§ **Listing**

=-=-=

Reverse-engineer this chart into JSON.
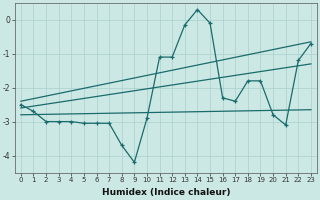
{
  "xlabel": "Humidex (Indice chaleur)",
  "bg_color": "#cce8e5",
  "grid_color": "#aad0cc",
  "line_color": "#1a6b6b",
  "xlim": [
    -0.5,
    23.5
  ],
  "ylim": [
    -4.5,
    0.5
  ],
  "yticks": [
    0,
    -1,
    -2,
    -3,
    -4
  ],
  "xticks": [
    0,
    1,
    2,
    3,
    4,
    5,
    6,
    7,
    8,
    9,
    10,
    11,
    12,
    13,
    14,
    15,
    16,
    17,
    18,
    19,
    20,
    21,
    22,
    23
  ],
  "line1_x": [
    0,
    1,
    2,
    3,
    4,
    5,
    6,
    7,
    8,
    9,
    10,
    11,
    12,
    13,
    14,
    15,
    16,
    17,
    18,
    19,
    20,
    21,
    22,
    23
  ],
  "line1_y": [
    -2.5,
    -2.7,
    -3.0,
    -3.0,
    -3.0,
    -3.05,
    -3.05,
    -3.05,
    -3.7,
    -4.2,
    -2.9,
    -1.1,
    -1.1,
    -0.15,
    0.3,
    -0.1,
    -2.3,
    -2.4,
    -1.8,
    -1.8,
    -2.8,
    -3.1,
    -1.2,
    -0.7
  ],
  "line2_x": [
    0,
    23
  ],
  "line2_y": [
    -2.4,
    -0.65
  ],
  "line3_x": [
    0,
    23
  ],
  "line3_y": [
    -2.6,
    -1.3
  ],
  "line4_x": [
    0,
    23
  ],
  "line4_y": [
    -2.8,
    -2.65
  ]
}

=-=-=

§ **What is required**
In the copy, include all records verbatim but no images.

§ **Exercise response**
Reverse-engineer this chart into JSON.
{
  "xlabel": "Humidex (Indice chaleur)",
  "bg_color": "#cce8e5",
  "grid_color": "#aad0cc",
  "line_color": "#1a6b6b",
  "xlim": [
    -0.5,
    23.5
  ],
  "ylim": [
    -4.5,
    0.5
  ],
  "yticks": [
    0,
    -1,
    -2,
    -3,
    -4
  ],
  "xticks": [
    0,
    1,
    2,
    3,
    4,
    5,
    6,
    7,
    8,
    9,
    10,
    11,
    12,
    13,
    14,
    15,
    16,
    17,
    18,
    19,
    20,
    21,
    22,
    23
  ],
  "line1_x": [
    0,
    1,
    2,
    3,
    4,
    5,
    6,
    7,
    8,
    9,
    10,
    11,
    12,
    13,
    14,
    15,
    16,
    17,
    18,
    19,
    20,
    21,
    22,
    23
  ],
  "line1_y": [
    -2.5,
    -2.7,
    -3.0,
    -3.0,
    -3.0,
    -3.05,
    -3.05,
    -3.05,
    -3.7,
    -4.2,
    -2.9,
    -1.1,
    -1.1,
    -0.15,
    0.3,
    -0.1,
    -2.3,
    -2.4,
    -1.8,
    -1.8,
    -2.8,
    -3.1,
    -1.2,
    -0.7
  ],
  "line2_x": [
    0,
    23
  ],
  "line2_y": [
    -2.4,
    -0.65
  ],
  "line3_x": [
    0,
    23
  ],
  "line3_y": [
    -2.6,
    -1.3
  ],
  "line4_x": [
    0,
    23
  ],
  "line4_y": [
    -2.8,
    -2.65
  ]
}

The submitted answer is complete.